Directions ▸
In the passage below about reunions with old friends, why did the writer not recognize the friend from twenty years ago at the pre-funeral brunch? Answer in one to three sentences.

Between my friend’s funeral in April and our trip to my friend Cat’s wedding in May, I’ve seen quite a few long-time friends recently.  What a blessing.

At a pre-funeral brunch, I introduced myself to a friend from twenty years ago. I hadn’t recognized him, probably because of his new-to-me beard. (And because I hadn’t thought to see him there. And because it’s his voice, more than his face, that I think of when I think of him.)

There he was in our small circle, and I held out my hand and said, “I’m Annie,” feeling bad that he was left out of the conversation.  The moment he started to laugh at me, I knew who he was, and I laughed, too.  We all spent much of that weekend laughing at ourselves, which was a perfect reflection of and memorial to our friend Jerry’s humor.

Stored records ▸
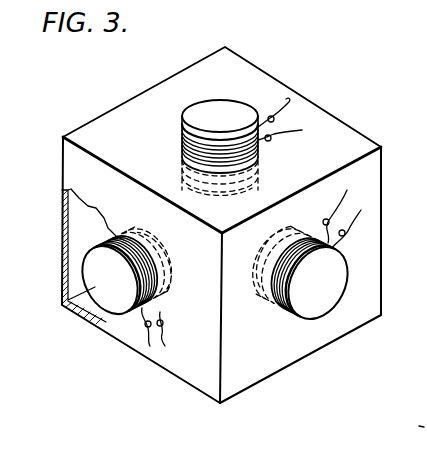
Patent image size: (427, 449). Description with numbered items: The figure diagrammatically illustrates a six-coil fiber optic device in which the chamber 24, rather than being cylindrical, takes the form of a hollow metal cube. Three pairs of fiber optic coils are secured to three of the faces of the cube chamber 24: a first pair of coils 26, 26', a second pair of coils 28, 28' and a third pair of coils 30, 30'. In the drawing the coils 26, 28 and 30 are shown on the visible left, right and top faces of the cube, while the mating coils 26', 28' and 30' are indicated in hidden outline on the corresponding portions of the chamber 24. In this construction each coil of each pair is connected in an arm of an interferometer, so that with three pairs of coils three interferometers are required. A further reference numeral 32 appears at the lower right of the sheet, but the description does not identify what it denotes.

The chamber 24 is at (185, 363).
The coil 26 is at (119, 293).
The coil 26' is at (147, 223).
The coil 28 is at (340, 259).
The coil 28' is at (278, 283).
The coil 30 is at (242, 135).
The coil 30' is at (250, 171).
The conduit 32 is at (409, 426).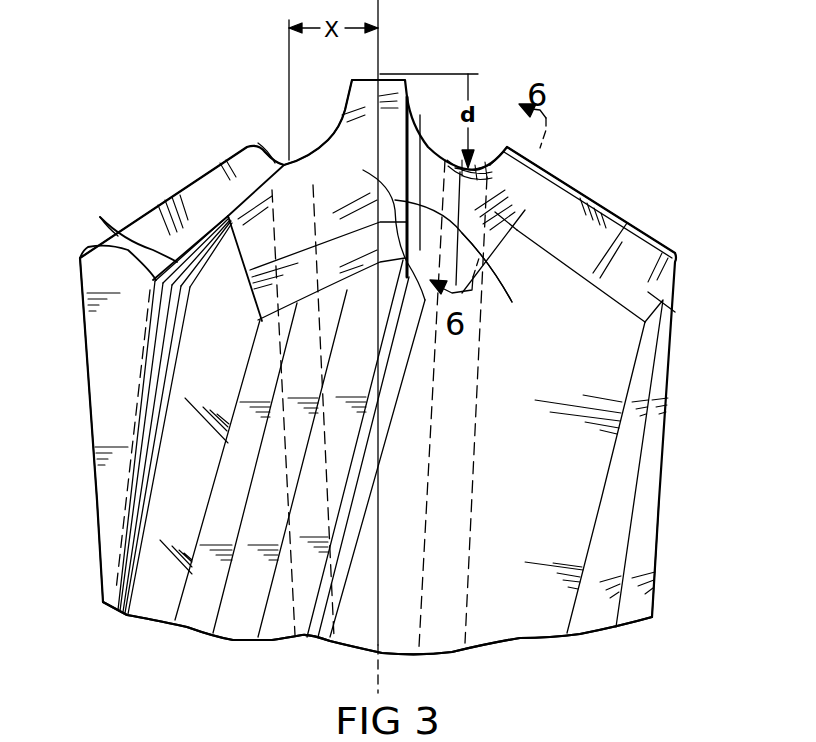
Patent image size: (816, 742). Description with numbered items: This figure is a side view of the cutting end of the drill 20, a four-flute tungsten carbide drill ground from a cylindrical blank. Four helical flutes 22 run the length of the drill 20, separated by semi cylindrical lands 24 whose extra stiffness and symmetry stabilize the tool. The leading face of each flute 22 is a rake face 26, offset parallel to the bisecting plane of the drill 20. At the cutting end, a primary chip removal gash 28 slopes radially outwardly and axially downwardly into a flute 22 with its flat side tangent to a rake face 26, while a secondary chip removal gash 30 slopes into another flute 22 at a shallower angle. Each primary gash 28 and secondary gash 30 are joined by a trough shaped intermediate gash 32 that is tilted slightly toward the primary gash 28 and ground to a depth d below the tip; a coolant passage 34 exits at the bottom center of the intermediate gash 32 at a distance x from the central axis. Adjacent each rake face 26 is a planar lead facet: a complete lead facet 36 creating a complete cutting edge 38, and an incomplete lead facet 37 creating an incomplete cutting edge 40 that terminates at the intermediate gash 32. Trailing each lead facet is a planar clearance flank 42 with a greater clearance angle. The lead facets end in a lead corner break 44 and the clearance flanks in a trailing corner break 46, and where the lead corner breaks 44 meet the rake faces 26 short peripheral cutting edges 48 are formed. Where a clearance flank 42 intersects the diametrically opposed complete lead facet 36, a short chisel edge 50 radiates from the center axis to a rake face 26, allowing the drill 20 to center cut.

The drill 20 is at (660, 92).
The flutes 22 is at (155, 604).
The land 24 is at (88, 375).
The rake face 26 is at (148, 212).
The primary chip removal gash 28 is at (560, 187).
The secondary chip removal gash 30 is at (115, 232).
The intermediate gash 32 is at (286, 168).
The coolant passage 34 is at (308, 172).
The complete lead facet 36 is at (392, 157).
The incomplete lead facet 37 is at (130, 207).
The complete cutting edge 38 is at (501, 278).
The incomplete cutting edge 40 is at (192, 173).
The clearance flank 42 is at (246, 268).
The lead corner break 44 is at (100, 217).
The trailing corner break 46 is at (257, 307).
The peripheral cutting edge 48 is at (108, 222).
The chisel edge 50 is at (353, 80).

Solution below ▸
The friend had a beard that was new to the writer, and the writer hadn't expected to see him there. The writer also thinks of him more by his voice than by his face.